**DATA SECTION**
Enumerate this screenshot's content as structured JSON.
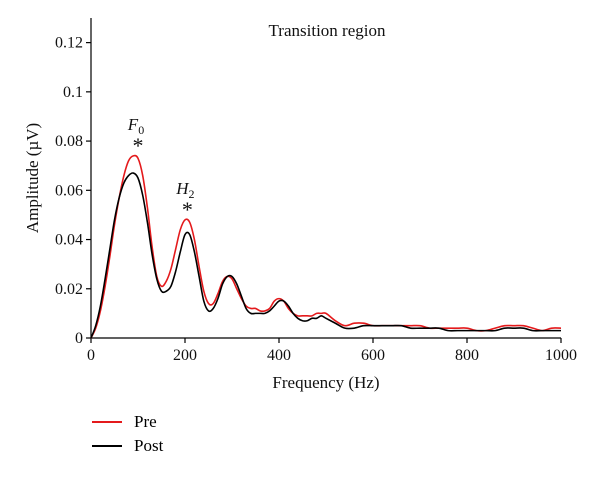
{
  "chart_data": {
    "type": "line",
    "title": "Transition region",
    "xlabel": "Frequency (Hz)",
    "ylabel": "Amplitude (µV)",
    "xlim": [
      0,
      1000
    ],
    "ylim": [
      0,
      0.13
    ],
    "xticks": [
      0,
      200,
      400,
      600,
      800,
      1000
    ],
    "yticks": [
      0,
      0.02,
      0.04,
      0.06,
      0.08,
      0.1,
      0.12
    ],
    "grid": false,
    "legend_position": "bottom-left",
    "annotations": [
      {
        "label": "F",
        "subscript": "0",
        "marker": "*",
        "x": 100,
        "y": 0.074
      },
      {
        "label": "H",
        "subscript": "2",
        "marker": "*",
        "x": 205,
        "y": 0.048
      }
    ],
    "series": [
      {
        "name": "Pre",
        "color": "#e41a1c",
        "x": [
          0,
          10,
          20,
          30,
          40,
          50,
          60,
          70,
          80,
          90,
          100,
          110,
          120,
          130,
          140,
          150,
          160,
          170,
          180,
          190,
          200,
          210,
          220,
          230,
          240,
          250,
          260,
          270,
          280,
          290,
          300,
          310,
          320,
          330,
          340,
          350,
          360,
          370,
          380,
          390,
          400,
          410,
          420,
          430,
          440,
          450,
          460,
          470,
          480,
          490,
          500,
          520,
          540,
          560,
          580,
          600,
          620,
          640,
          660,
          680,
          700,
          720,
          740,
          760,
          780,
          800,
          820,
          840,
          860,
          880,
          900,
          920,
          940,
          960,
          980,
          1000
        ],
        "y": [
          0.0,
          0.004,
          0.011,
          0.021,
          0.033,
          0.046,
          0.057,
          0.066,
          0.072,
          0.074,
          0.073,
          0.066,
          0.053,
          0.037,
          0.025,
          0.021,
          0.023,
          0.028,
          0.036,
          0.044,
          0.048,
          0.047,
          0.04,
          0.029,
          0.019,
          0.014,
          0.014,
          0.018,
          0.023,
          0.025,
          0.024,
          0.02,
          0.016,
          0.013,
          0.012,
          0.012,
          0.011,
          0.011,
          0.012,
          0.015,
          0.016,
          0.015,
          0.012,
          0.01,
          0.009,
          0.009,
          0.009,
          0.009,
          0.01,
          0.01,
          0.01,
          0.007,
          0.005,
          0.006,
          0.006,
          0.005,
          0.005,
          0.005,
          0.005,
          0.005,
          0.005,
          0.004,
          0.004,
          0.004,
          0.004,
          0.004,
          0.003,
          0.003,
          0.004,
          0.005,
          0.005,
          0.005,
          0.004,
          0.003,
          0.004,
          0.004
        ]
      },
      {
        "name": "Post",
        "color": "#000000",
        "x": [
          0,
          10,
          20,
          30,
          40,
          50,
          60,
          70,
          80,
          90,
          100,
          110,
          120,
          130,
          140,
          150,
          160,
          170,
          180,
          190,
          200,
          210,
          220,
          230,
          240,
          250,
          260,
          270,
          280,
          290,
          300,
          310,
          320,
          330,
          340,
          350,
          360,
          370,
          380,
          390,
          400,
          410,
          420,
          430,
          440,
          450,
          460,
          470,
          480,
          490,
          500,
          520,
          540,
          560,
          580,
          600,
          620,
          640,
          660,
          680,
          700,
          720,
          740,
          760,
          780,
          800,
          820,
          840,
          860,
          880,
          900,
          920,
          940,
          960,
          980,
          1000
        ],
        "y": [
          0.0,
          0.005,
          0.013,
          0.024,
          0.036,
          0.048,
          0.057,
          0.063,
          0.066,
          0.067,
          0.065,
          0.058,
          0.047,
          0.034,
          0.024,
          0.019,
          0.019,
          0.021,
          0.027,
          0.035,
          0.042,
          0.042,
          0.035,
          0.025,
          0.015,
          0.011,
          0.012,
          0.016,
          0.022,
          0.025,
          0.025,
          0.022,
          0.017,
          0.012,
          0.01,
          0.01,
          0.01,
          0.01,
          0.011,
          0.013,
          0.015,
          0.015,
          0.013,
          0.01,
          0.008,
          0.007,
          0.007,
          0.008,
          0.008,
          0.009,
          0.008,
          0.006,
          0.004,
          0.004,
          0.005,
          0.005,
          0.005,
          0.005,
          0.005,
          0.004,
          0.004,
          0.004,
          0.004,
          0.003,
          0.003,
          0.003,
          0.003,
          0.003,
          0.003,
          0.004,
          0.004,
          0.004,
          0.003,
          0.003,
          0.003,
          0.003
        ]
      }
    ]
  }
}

==

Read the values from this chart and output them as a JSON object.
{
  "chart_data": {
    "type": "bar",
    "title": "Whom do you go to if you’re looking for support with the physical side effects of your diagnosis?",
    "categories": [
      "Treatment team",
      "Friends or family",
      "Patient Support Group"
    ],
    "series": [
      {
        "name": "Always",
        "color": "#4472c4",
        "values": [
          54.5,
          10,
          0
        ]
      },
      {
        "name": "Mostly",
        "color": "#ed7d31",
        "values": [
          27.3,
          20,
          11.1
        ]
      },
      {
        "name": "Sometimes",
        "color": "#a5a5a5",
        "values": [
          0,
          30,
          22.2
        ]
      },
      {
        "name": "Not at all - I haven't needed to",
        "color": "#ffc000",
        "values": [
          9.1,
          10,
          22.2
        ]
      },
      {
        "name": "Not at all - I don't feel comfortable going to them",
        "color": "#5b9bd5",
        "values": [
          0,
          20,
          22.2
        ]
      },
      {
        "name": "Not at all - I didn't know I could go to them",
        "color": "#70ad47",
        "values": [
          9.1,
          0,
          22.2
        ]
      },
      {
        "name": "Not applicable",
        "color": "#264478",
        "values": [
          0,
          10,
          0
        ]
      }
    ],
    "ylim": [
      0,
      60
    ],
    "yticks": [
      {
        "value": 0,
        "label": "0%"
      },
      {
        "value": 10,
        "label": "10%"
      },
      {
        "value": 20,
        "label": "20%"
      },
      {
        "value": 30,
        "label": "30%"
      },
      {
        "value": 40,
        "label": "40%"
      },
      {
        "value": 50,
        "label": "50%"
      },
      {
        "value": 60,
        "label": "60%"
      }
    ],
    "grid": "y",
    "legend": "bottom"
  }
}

--

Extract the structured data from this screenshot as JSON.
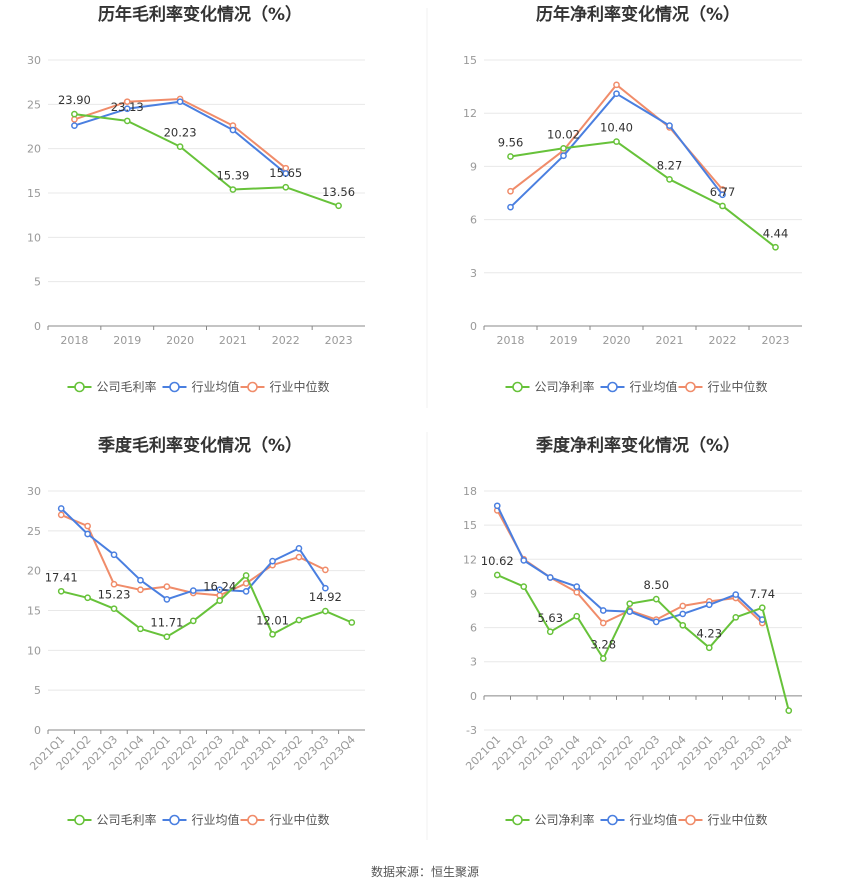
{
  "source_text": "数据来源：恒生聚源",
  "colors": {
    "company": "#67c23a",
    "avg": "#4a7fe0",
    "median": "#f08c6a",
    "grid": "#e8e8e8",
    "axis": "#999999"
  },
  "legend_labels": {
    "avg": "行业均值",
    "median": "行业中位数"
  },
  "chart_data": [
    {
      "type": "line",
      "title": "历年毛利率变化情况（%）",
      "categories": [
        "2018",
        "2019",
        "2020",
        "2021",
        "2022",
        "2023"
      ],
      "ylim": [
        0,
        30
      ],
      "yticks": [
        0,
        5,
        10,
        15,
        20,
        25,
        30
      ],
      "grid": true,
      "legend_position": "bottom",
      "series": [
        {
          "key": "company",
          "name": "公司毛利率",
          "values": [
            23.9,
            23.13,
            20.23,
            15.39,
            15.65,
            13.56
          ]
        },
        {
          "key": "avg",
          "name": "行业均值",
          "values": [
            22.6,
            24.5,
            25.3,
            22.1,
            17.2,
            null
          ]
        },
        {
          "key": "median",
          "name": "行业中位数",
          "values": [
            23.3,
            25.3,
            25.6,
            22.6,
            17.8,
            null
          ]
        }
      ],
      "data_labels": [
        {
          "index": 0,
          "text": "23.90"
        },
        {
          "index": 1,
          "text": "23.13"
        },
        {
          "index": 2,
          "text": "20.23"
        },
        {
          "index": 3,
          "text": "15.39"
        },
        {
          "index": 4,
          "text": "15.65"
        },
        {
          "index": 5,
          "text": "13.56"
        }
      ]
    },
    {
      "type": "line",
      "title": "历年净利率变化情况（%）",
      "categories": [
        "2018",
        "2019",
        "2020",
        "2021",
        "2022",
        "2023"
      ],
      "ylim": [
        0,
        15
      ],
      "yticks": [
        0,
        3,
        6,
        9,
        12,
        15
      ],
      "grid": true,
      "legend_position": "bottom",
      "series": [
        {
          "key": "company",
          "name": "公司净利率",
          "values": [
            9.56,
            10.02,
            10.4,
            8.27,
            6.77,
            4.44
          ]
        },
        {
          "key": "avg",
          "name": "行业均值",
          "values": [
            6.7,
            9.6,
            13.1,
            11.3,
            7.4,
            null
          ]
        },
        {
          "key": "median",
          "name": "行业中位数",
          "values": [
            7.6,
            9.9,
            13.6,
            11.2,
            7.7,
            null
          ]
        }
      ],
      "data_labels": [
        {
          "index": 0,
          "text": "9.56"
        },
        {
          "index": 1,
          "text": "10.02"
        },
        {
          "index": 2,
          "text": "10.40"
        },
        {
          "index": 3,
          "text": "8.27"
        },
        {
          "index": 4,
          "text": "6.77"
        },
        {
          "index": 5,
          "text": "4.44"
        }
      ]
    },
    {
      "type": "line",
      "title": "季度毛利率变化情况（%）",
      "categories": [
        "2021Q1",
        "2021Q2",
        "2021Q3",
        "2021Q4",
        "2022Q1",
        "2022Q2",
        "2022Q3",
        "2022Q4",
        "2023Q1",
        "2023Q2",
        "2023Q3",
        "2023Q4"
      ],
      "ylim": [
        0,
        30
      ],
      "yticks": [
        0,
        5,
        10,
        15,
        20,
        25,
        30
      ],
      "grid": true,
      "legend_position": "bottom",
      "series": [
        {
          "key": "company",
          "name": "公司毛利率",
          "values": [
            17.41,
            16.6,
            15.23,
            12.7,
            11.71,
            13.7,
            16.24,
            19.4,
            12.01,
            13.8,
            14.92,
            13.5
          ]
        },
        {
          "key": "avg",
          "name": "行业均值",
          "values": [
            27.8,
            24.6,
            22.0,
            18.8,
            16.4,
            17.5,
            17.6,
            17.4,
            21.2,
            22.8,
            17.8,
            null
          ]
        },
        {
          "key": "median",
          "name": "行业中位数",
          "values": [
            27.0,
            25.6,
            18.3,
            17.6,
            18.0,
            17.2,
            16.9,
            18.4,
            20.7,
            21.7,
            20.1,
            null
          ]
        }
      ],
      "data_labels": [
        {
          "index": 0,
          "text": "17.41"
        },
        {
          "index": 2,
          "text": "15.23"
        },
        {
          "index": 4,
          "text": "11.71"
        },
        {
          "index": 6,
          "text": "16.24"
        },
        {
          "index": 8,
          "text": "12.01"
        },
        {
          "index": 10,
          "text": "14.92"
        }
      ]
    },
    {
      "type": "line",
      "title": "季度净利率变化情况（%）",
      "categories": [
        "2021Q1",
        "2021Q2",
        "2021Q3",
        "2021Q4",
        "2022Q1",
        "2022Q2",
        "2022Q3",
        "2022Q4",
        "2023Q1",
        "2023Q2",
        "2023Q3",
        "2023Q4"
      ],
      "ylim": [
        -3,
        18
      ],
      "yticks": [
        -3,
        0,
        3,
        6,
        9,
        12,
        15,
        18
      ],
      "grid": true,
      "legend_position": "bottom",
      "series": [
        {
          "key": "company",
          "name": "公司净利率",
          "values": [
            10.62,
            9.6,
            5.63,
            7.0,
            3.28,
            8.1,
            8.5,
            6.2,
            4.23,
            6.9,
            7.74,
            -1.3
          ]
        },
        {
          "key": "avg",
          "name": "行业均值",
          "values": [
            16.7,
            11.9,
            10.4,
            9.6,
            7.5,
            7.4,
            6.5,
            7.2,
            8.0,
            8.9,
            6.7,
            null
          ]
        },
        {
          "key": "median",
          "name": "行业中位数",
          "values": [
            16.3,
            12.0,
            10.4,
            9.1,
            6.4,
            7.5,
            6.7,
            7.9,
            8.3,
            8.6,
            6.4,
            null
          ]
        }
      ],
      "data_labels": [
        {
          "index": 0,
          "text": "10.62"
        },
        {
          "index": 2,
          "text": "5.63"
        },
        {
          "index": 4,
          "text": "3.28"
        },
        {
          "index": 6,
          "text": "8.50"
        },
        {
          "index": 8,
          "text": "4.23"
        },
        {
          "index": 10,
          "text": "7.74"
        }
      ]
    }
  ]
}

**CHALLENGE**
Within the listing above, find every line containing the string "them" and return it.

**EXERCISE SOLUTION**
Read the values from this chart and output them as a JSON object.
        "name": "Not at all - I don't feel comfortable going to them",
        "name": "Not at all - I didn't know I could go to them",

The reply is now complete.